### Problem description
Reproduce each line exactly. Skip none.

·····

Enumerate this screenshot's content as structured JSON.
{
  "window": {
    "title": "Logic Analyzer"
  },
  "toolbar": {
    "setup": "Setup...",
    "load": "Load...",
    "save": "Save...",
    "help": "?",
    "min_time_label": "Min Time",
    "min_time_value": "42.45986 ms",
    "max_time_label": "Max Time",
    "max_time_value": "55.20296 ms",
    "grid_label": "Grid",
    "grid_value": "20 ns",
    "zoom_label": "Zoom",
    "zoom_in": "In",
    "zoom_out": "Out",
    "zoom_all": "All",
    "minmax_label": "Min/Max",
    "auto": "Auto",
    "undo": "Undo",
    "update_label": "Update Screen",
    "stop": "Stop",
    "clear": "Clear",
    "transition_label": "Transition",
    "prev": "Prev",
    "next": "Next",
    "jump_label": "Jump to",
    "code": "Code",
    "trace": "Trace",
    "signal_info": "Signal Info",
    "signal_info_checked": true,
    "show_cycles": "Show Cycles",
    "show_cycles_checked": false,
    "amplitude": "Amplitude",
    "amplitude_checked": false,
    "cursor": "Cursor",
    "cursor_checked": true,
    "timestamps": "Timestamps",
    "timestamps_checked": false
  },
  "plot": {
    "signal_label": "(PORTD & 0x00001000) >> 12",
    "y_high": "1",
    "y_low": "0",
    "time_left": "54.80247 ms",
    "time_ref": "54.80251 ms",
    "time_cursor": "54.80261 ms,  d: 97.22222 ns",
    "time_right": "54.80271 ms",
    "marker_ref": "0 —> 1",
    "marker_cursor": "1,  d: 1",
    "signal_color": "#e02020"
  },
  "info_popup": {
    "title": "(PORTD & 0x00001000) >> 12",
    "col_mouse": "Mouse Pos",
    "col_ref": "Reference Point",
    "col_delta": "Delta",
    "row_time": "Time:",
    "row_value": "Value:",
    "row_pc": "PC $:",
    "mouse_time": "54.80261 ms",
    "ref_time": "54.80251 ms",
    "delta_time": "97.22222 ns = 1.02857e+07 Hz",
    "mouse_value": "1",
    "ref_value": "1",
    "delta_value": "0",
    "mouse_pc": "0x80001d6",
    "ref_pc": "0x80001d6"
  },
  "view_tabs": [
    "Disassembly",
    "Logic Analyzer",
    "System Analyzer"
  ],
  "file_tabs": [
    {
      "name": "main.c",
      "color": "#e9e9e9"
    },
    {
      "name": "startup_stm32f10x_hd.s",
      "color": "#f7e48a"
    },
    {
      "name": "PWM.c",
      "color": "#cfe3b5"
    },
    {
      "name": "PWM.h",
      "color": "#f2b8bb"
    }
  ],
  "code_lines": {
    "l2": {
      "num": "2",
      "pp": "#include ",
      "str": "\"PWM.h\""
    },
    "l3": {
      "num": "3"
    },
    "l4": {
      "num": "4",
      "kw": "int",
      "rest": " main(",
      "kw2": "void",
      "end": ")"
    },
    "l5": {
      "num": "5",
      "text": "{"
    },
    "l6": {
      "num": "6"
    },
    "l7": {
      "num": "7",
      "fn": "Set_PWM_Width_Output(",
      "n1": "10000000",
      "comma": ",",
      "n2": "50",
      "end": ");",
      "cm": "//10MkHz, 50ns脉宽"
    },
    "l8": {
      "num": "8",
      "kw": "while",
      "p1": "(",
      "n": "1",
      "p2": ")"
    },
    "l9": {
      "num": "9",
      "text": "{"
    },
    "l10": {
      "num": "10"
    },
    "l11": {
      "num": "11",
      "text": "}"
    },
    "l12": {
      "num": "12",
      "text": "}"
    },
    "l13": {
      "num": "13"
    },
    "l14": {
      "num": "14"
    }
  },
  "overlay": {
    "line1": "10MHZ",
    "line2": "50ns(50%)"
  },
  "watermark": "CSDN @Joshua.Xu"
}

·····

### Exercise output
Enumerate this screenshot's content as structured JSON.
{
  "window": {
    "title": "Logic Analyzer"
  },
  "toolbar": {
    "setup": "Setup...",
    "load": "Load...",
    "save": "Save...",
    "help": "?",
    "min_time_label": "Min Time",
    "min_time_value": "42.45986 ms",
    "max_time_label": "Max Time",
    "max_time_value": "55.20296 ms",
    "grid_label": "Grid",
    "grid_value": "20 ns",
    "zoom_label": "Zoom",
    "zoom_in": "In",
    "zoom_out": "Out",
    "zoom_all": "All",
    "minmax_label": "Min/Max",
    "auto": "Auto",
    "undo": "Undo",
    "update_label": "Update Screen",
    "stop": "Stop",
    "clear": "Clear",
    "transition_label": "Transition",
    "prev": "Prev",
    "next": "Next",
    "jump_label": "Jump to",
    "code": "Code",
    "trace": "Trace",
    "signal_info": "Signal Info",
    "signal_info_checked": true,
    "show_cycles": "Show Cycles",
    "show_cycles_checked": false,
    "amplitude": "Amplitude",
    "amplitude_checked": false,
    "cursor": "Cursor",
    "cursor_checked": true,
    "timestamps": "Timestamps",
    "timestamps_checked": false
  },
  "plot": {
    "signal_label": "(PORTD & 0x00001000) >> 12",
    "y_high": "1",
    "y_low": "0",
    "time_left": "54.80247 ms",
    "time_ref": "54.80251 ms",
    "time_cursor": "54.80261 ms,  d: 97.22222 ns",
    "time_right": "54.80271 ms",
    "marker_ref": "0 —> 1",
    "marker_cursor": "1,  d: 1",
    "signal_color": "#e02020"
  },
  "info_popup": {
    "title": "(PORTD & 0x00001000) >> 12",
    "col_mouse": "Mouse Pos",
    "col_ref": "Reference Point",
    "col_delta": "Delta",
    "row_time": "Time:",
    "row_value": "Value:",
    "row_pc": "PC $:",
    "mouse_time": "54.80261 ms",
    "ref_time": "54.80251 ms",
    "delta_time": "97.22222 ns = 1.02857e+07 Hz",
    "mouse_value": "1",
    "ref_value": "1",
    "delta_value": "0",
    "mouse_pc": "0x80001d6",
    "ref_pc": "0x80001d6"
  },
  "view_tabs": [
    "Disassembly",
    "Logic Analyzer",
    "System Analyzer"
  ],
  "file_tabs": [
    {
      "name": "main.c",
      "color": "#e9e9e9"
    },
    {
      "name": "startup_stm32f10x_hd.s",
      "color": "#f7e48a"
    },
    {
      "name": "PWM.c",
      "color": "#cfe3b5"
    },
    {
      "name": "PWM.h",
      "color": "#f2b8bb"
    }
  ],
  "code_lines": {
    "l2": {
      "num": "2",
      "pp": "#include ",
      "str": "\"PWM.h\""
    },
    "l3": {
      "num": "3"
    },
    "l4": {
      "num": "4",
      "kw": "int",
      "rest": " main(",
      "kw2": "void",
      "end": ")"
    },
    "l5": {
      "num": "5",
      "text": "{"
    },
    "l6": {
      "num": "6"
    },
    "l7": {
      "num": "7",
      "fn": "Set_PWM_Width_Output(",
      "n1": "10000000",
      "comma": ",",
      "n2": "50",
      "end": ");",
      "cm": "//10MkHz, 50ns脉宽"
    },
    "l8": {
      "num": "8",
      "kw": "while",
      "p1": "(",
      "n": "1",
      "p2": ")"
    },
    "l9": {
      "num": "9",
      "text": "{"
    },
    "l10": {
      "num": "10"
    },
    "l11": {
      "num": "11",
      "text": "}"
    },
    "l12": {
      "num": "12",
      "text": "}"
    },
    "l13": {
      "num": "13"
    },
    "l14": {
      "num": "14"
    }
  },
  "overlay": {
    "line1": "10MHZ",
    "line2": "50ns(50%)"
  },
  "watermark": "CSDN @Joshua.Xu"
}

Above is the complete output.